++++ Data lines

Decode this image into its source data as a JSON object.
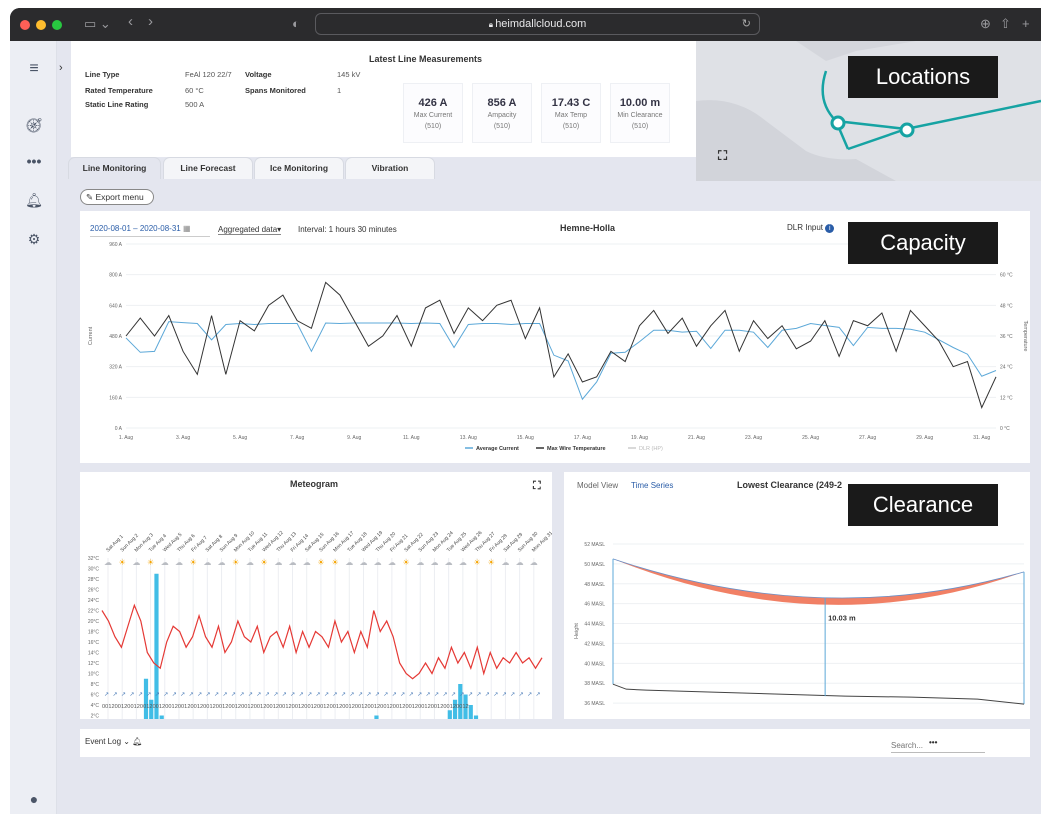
{
  "browser": {
    "url": "heimdallcloud.com"
  },
  "line_info": {
    "title_label": "",
    "items": [
      {
        "k": "Line Type",
        "v": "FeAl 120 22/7"
      },
      {
        "k": "Rated Temperature",
        "v": "60 °C"
      },
      {
        "k": "Static Line Rating",
        "v": "500 A"
      },
      {
        "k": "Voltage",
        "v": "145 kV"
      },
      {
        "k": "Spans Monitored",
        "v": "1"
      }
    ]
  },
  "measurements": {
    "title": "Latest Line Measurements",
    "cards": [
      {
        "value": "426 A",
        "label": "Max Current",
        "sub": "(510)"
      },
      {
        "value": "856 A",
        "label": "Ampacity",
        "sub": "(510)"
      },
      {
        "value": "17.43 C",
        "label": "Max Temp",
        "sub": "(510)"
      },
      {
        "value": "10.00 m",
        "label": "Min Clearance",
        "sub": "(510)"
      }
    ]
  },
  "tabs": [
    "Line Monitoring",
    "Line Forecast",
    "Ice Monitoring",
    "Vibration"
  ],
  "export_label": "Export menu",
  "overlays": {
    "locations": "Locations",
    "capacity": "Capacity",
    "clearance": "Clearance"
  },
  "capacity": {
    "date_range": "2020-08-01 – 2020-08-31",
    "aggregation": "Aggregated data",
    "interval": "Interval: 1 hours 30 minutes",
    "title": "Hemne-Holla",
    "dlr_input": "DLR Input"
  },
  "meteogram": {
    "title": "Meteogram",
    "hours": "00120012001200120012001200120012001200120012001200120012001200120012001200120012001200120012001200120012001200120012"
  },
  "clearance": {
    "tab_model": "Model View",
    "tab_series": "Time Series",
    "title": "Lowest Clearance (249-2",
    "value_label": "10.03 m"
  },
  "event_log": {
    "label": "Event Log",
    "more": "•••",
    "search_placeholder": "Search..."
  },
  "colors": {
    "accent": "#16a3a3",
    "current": "#5ca8d8",
    "temp": "#333333",
    "red": "#e53935",
    "sag": "#ef6a4a"
  },
  "chart_data": [
    {
      "type": "line",
      "title": "Hemne-Holla",
      "xlabel": "",
      "ylabel": "Current",
      "y2label": "Temperature",
      "x_ticks": [
        "1. Aug",
        "3. Aug",
        "5. Aug",
        "7. Aug",
        "9. Aug",
        "11. Aug",
        "13. Aug",
        "15. Aug",
        "17. Aug",
        "19. Aug",
        "21. Aug",
        "23. Aug",
        "25. Aug",
        "27. Aug",
        "29. Aug",
        "31. Aug"
      ],
      "y_ticks": [
        "0 A",
        "160 A",
        "320 A",
        "480 A",
        "640 A",
        "800 A",
        "960 A"
      ],
      "y2_ticks": [
        "0 °C",
        "12 °C",
        "24 °C",
        "36 °C",
        "48 °C",
        "60 °C"
      ],
      "ylim": [
        0,
        960
      ],
      "y2lim": [
        0,
        72
      ],
      "xlim": [
        1,
        31.5
      ],
      "series": [
        {
          "name": "Average Current",
          "unit": "A",
          "x": [
            1,
            1.5,
            2,
            2.5,
            3,
            3.5,
            4,
            4.5,
            5,
            5.5,
            6,
            6.5,
            7,
            7.5,
            8,
            8.5,
            9,
            9.5,
            10,
            10.5,
            11,
            11.5,
            12,
            12.5,
            13,
            13.5,
            14,
            14.5,
            15,
            15.5,
            16,
            16.5,
            17,
            17.5,
            18,
            18.5,
            19,
            19.5,
            20,
            20.5,
            21,
            21.5,
            22,
            22.5,
            23,
            23.5,
            24,
            24.5,
            25,
            25.5,
            26,
            26.5,
            27,
            27.5,
            28,
            28.5,
            29,
            29.5,
            30,
            30.5,
            31,
            31.5
          ],
          "values": [
            470,
            395,
            400,
            555,
            550,
            545,
            460,
            540,
            545,
            540,
            545,
            545,
            545,
            400,
            548,
            545,
            548,
            548,
            548,
            548,
            545,
            548,
            545,
            420,
            540,
            545,
            545,
            540,
            545,
            545,
            380,
            350,
            150,
            240,
            390,
            395,
            450,
            510,
            510,
            500,
            505,
            415,
            510,
            510,
            500,
            420,
            510,
            520,
            545,
            535,
            525,
            430,
            525,
            520,
            520,
            515,
            500,
            460,
            420,
            385,
            270,
            300
          ]
        },
        {
          "name": "Max Wire Temperature",
          "unit": "°C",
          "x": [
            1,
            1.5,
            2,
            2.5,
            3,
            3.5,
            4,
            4.5,
            5,
            5.5,
            6,
            6.5,
            7,
            7.5,
            8,
            8.5,
            9,
            9.5,
            10,
            10.5,
            11,
            11.5,
            12,
            12.5,
            13,
            13.5,
            14,
            14.5,
            15,
            15.5,
            16,
            16.5,
            17,
            17.5,
            18,
            18.5,
            19,
            19.5,
            20,
            20.5,
            21,
            21.5,
            22,
            22.5,
            23,
            23.5,
            24,
            24.5,
            25,
            25.5,
            26,
            26.5,
            27,
            27.5,
            28,
            28.5,
            29,
            29.5,
            30,
            30.5,
            31,
            31.5
          ],
          "values": [
            36,
            43,
            36,
            44,
            30,
            21,
            44,
            21,
            42,
            38,
            48,
            52,
            42,
            39,
            57,
            52,
            42,
            32,
            36,
            44,
            32,
            47,
            50,
            37,
            47,
            42,
            48,
            50,
            35,
            47,
            20,
            29,
            18,
            20,
            30,
            26,
            40,
            46,
            37,
            43,
            32,
            40,
            46,
            30,
            42,
            35,
            40,
            31,
            34,
            42,
            28,
            42,
            40,
            45,
            30,
            46,
            40,
            34,
            24,
            26,
            8,
            20
          ]
        },
        {
          "name": "DLR (HP)",
          "values": []
        }
      ]
    },
    {
      "type": "line",
      "title": "Meteogram",
      "ylabel": "°C",
      "y_ticks": [
        "0°C",
        "2°C",
        "4°C",
        "6°C",
        "8°C",
        "10°C",
        "12°C",
        "14°C",
        "16°C",
        "18°C",
        "20°C",
        "22°C",
        "24°C",
        "26°C",
        "28°C",
        "30°C",
        "32°C"
      ],
      "ylim": [
        0,
        32
      ],
      "day_labels": [
        "Sat Aug 1",
        "Sun Aug 2",
        "Mon Aug 3",
        "Tue Aug 4",
        "Wed Aug 5",
        "Thu Aug 6",
        "Fri Aug 7",
        "Sat Aug 8",
        "Sun Aug 9",
        "Mon Aug 10",
        "Tue Aug 11",
        "Wed Aug 12",
        "Thu Aug 13",
        "Fri Aug 14",
        "Sat Aug 15",
        "Sun Aug 16",
        "Mon Aug 17",
        "Tue Aug 18",
        "Wed Aug 19",
        "Thu Aug 20",
        "Fri Aug 21",
        "Sat Aug 22",
        "Sun Aug 23",
        "Mon Aug 24",
        "Tue Aug 25",
        "Wed Aug 26",
        "Thu Aug 27",
        "Fri Aug 28",
        "Sat Aug 29",
        "Sun Aug 30",
        "Mon Aug 31"
      ],
      "series": [
        {
          "name": "Temperature",
          "values": [
            22,
            20,
            17,
            15,
            19,
            23,
            20,
            14,
            12,
            11,
            16,
            19,
            18,
            15,
            17,
            21,
            17,
            15,
            19,
            14,
            16,
            20,
            17,
            16,
            19,
            14,
            17,
            18,
            15,
            19,
            14,
            18,
            15,
            18,
            17,
            15,
            20,
            16,
            18,
            14,
            18,
            15,
            22,
            18,
            20,
            17,
            12,
            10,
            9,
            10,
            12,
            10,
            13,
            11,
            15,
            12,
            14,
            11,
            15,
            10,
            14,
            11,
            13,
            12,
            14,
            12,
            13,
            11,
            13
          ]
        },
        {
          "name": "Precipitation",
          "values": [
            0,
            0,
            0,
            0,
            0,
            0,
            0,
            0,
            9,
            5,
            29,
            2,
            0,
            0,
            0,
            0,
            0,
            0,
            0,
            0,
            0,
            0,
            0,
            0,
            0,
            0,
            0,
            0,
            0,
            0,
            0,
            0,
            0,
            0,
            0,
            0,
            0,
            0,
            0,
            0,
            0,
            0,
            0,
            0,
            0,
            0,
            0,
            0,
            0,
            0,
            0,
            0,
            2,
            0,
            0,
            0,
            0,
            0,
            0,
            0,
            0,
            0,
            0,
            0,
            0,
            1,
            3,
            5,
            8,
            6,
            4,
            2,
            1,
            0,
            0,
            0,
            0,
            0,
            0,
            0,
            0,
            0,
            0,
            0
          ]
        }
      ]
    },
    {
      "type": "line",
      "title": "Lowest Clearance (249-2",
      "xlabel": "",
      "ylabel": "Height",
      "x_ticks": [
        "0 m",
        "20 m",
        "40 m",
        "60 m",
        "80 m",
        "100 m",
        "120 m"
      ],
      "y_ticks": [
        "34 MASL",
        "36 MASL",
        "38 MASL",
        "40 MASL",
        "42 MASL",
        "44 MASL",
        "46 MASL",
        "48 MASL",
        "50 MASL",
        "52 MASL"
      ],
      "xlim": [
        0,
        124
      ],
      "ylim": [
        34,
        52.5
      ],
      "series": [
        {
          "name": "CurrentSag",
          "x": [
            0,
            124
          ],
          "values": [
            50.5,
            49.2
          ],
          "min_point": [
            64,
            46.6
          ]
        },
        {
          "name": "Ground",
          "x": [
            0,
            4,
            10,
            30,
            50,
            70,
            90,
            110,
            124
          ],
          "values": [
            37.9,
            37.4,
            37.3,
            37.1,
            36.9,
            36.7,
            36.6,
            36.4,
            35.9
          ]
        },
        {
          "name": "MinMax",
          "x": [
            0,
            124
          ],
          "values": [
            50.5,
            49.2
          ],
          "min_lower": [
            64,
            45.9
          ]
        }
      ],
      "annotation": "10.03 m"
    }
  ]
}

++++++++

◆ To be done: Go through the material line by line. Show each line that contains the string "ylabel".

◆ Complete answer:
      "ylabel": "Current",
      "ylabel": "°C",
      "ylabel": "Height",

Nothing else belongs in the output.